* **Task input**:
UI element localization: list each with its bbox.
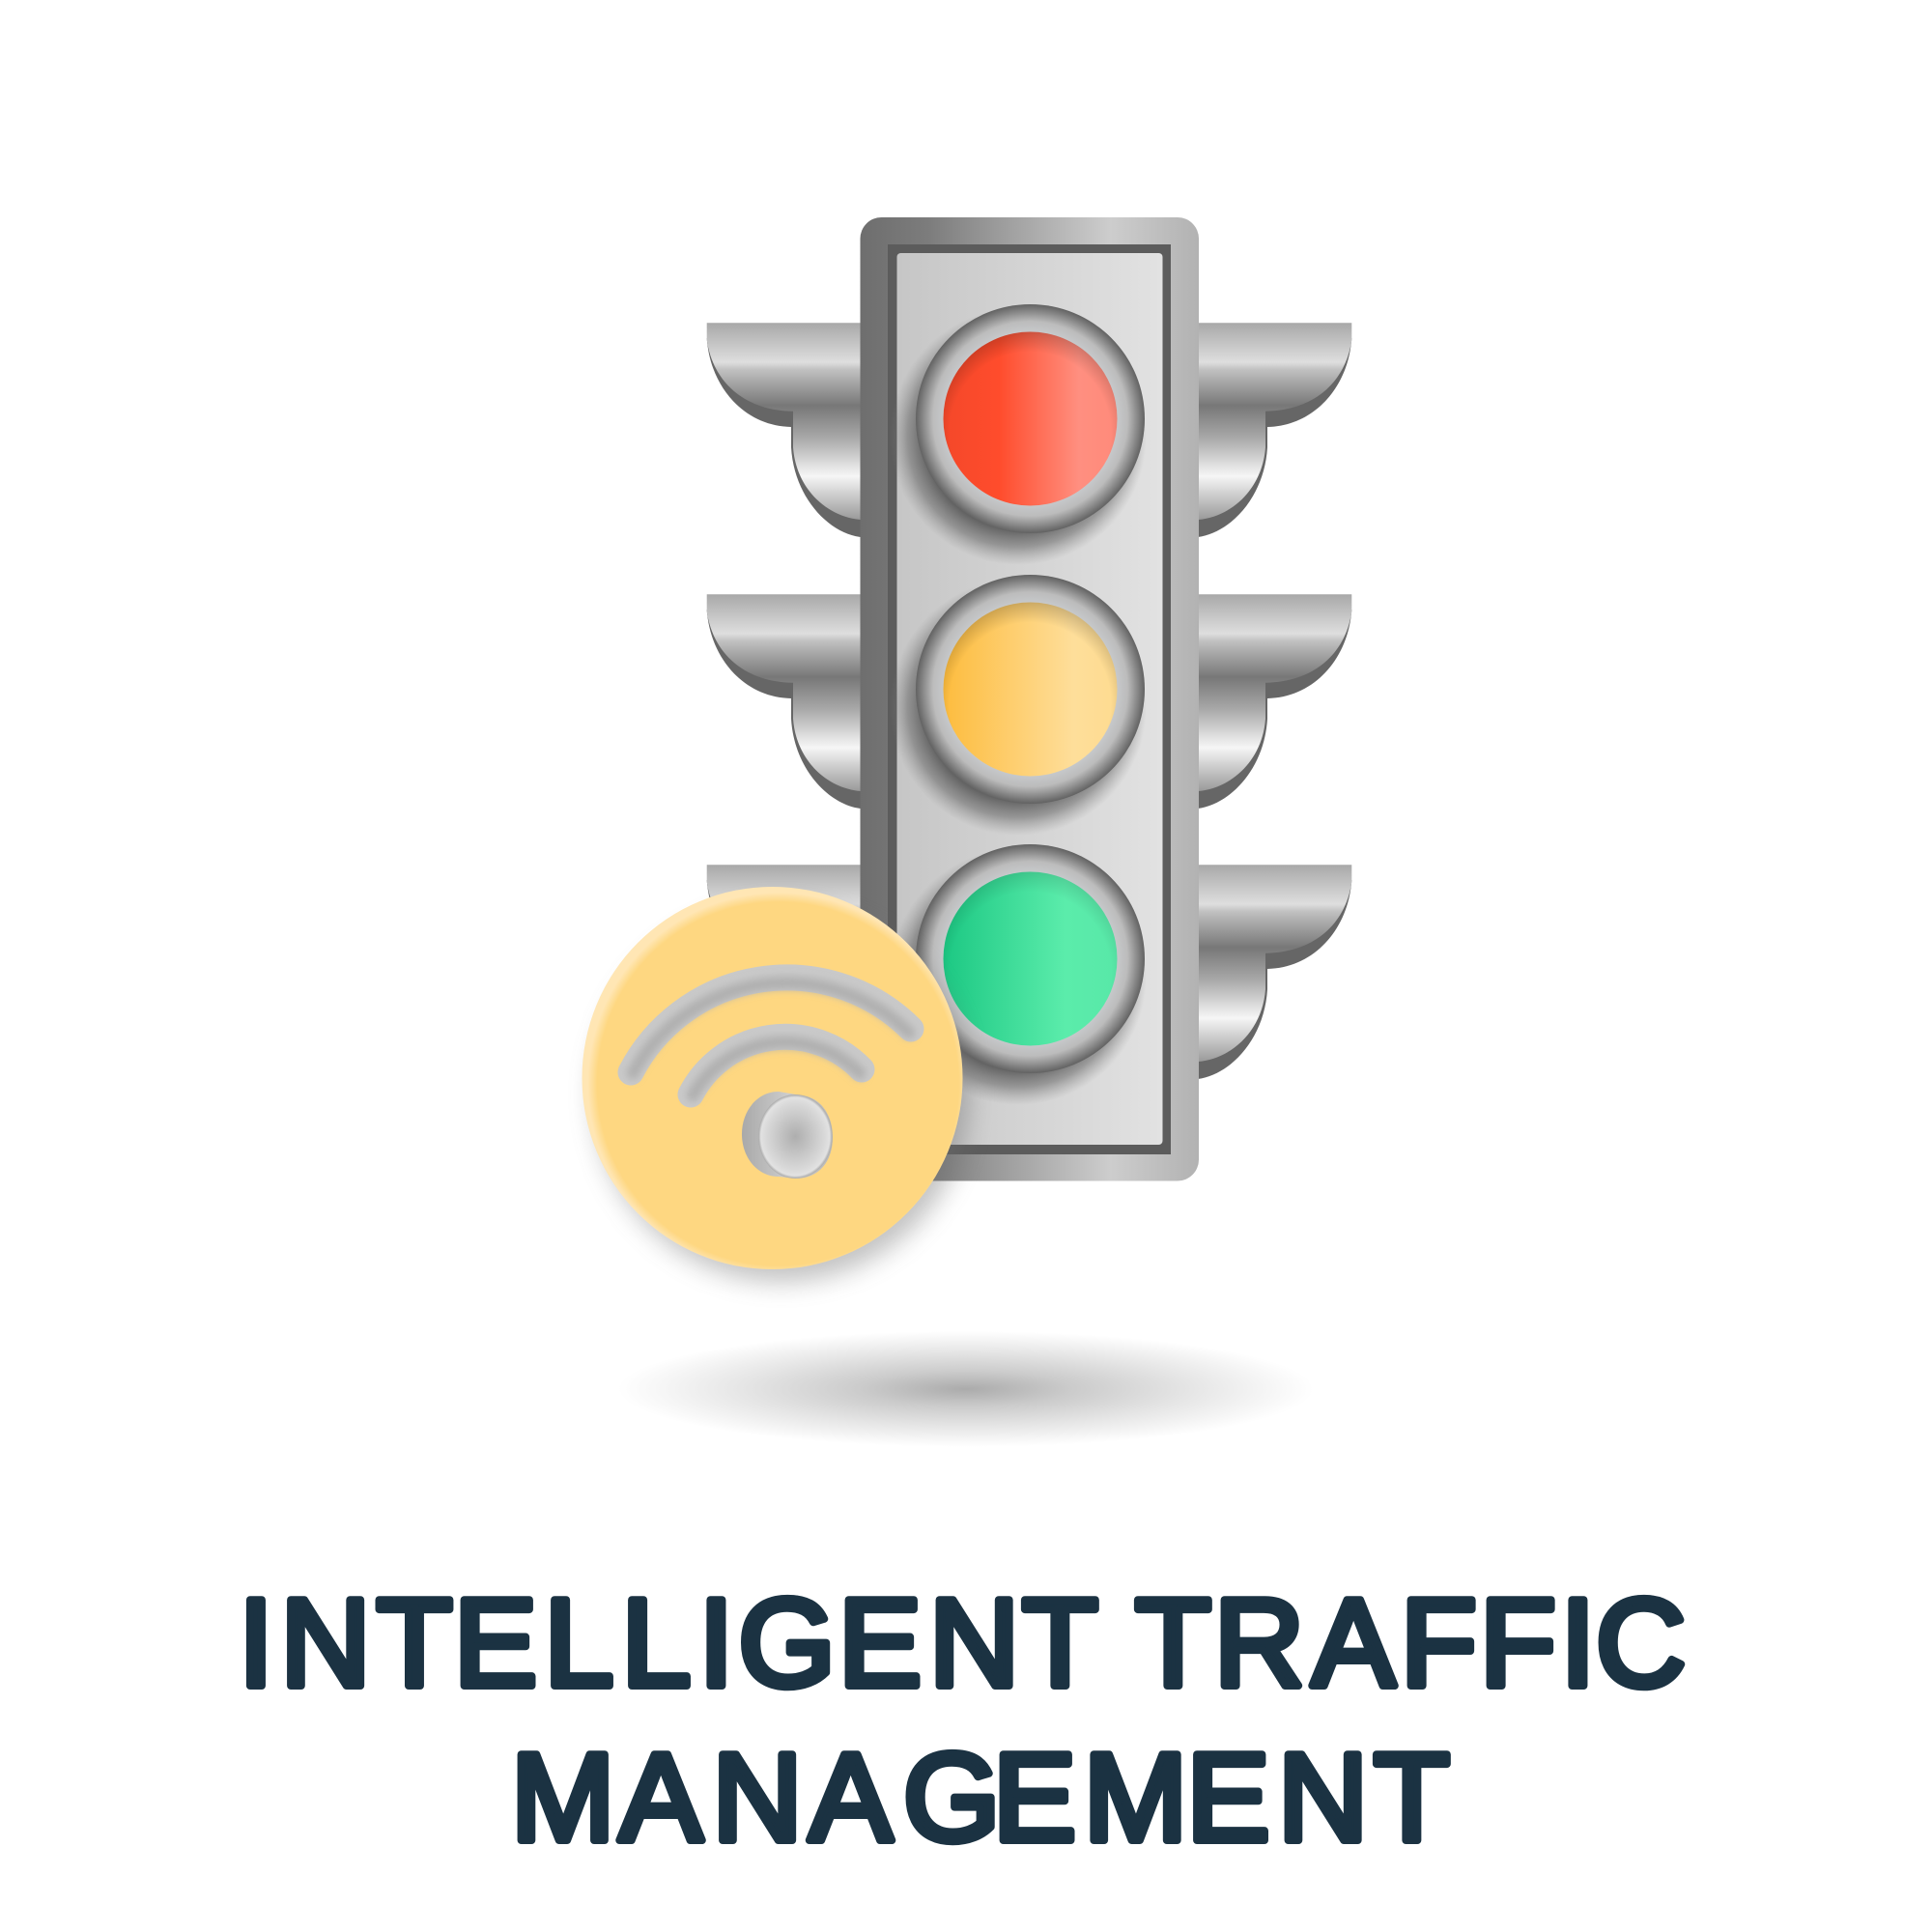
wifi dot xyxy=(742,1092,833,1179)
yellow lamp xyxy=(890,575,1147,836)
wifi outer arc xyxy=(631,978,911,1073)
title xyxy=(239,1574,1686,1867)
red lamp xyxy=(890,304,1147,565)
title line 1: INTELLIGENT TRAFFIC xyxy=(239,1574,1686,1713)
wifi badge xyxy=(582,887,969,1282)
badge disc xyxy=(582,887,962,1269)
green lamp xyxy=(890,844,1147,1105)
ground shadow xyxy=(618,1331,1314,1447)
housing body xyxy=(860,217,1199,1180)
housing inner frame xyxy=(888,244,1171,1154)
wifi inner arc xyxy=(691,1037,862,1095)
traffic light xyxy=(707,217,1351,1180)
face panel xyxy=(896,253,1163,1145)
left mounting wings xyxy=(707,323,861,1079)
title line 2: MANAGEMENT xyxy=(511,1728,1450,1867)
badge shadow xyxy=(594,907,969,1282)
right mounting wings xyxy=(1198,323,1351,1079)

* **Stated exercise**:
Rewrite all the records above, substituting "Wi-Fi" for every occurrence of "wifi" and leaving everything else unchanged. Omit the pictures.

* **Response to this task**:
UI element localization: list each with its bbox.
Wi-Fi dot xyxy=(742,1092,833,1179)
yellow lamp xyxy=(890,575,1147,836)
Wi-Fi outer arc xyxy=(631,978,911,1073)
title xyxy=(239,1574,1686,1867)
red lamp xyxy=(890,304,1147,565)
title line 1: INTELLIGENT TRAFFIC xyxy=(239,1574,1686,1713)
Wi-Fi badge xyxy=(582,887,969,1282)
badge disc xyxy=(582,887,962,1269)
green lamp xyxy=(890,844,1147,1105)
ground shadow xyxy=(618,1331,1314,1447)
housing body xyxy=(860,217,1199,1180)
housing inner frame xyxy=(888,244,1171,1154)
Wi-Fi inner arc xyxy=(691,1037,862,1095)
traffic light xyxy=(707,217,1351,1180)
face panel xyxy=(896,253,1163,1145)
left mounting wings xyxy=(707,323,861,1079)
title line 2: MANAGEMENT xyxy=(511,1728,1450,1867)
badge shadow xyxy=(594,907,969,1282)
right mounting wings xyxy=(1198,323,1351,1079)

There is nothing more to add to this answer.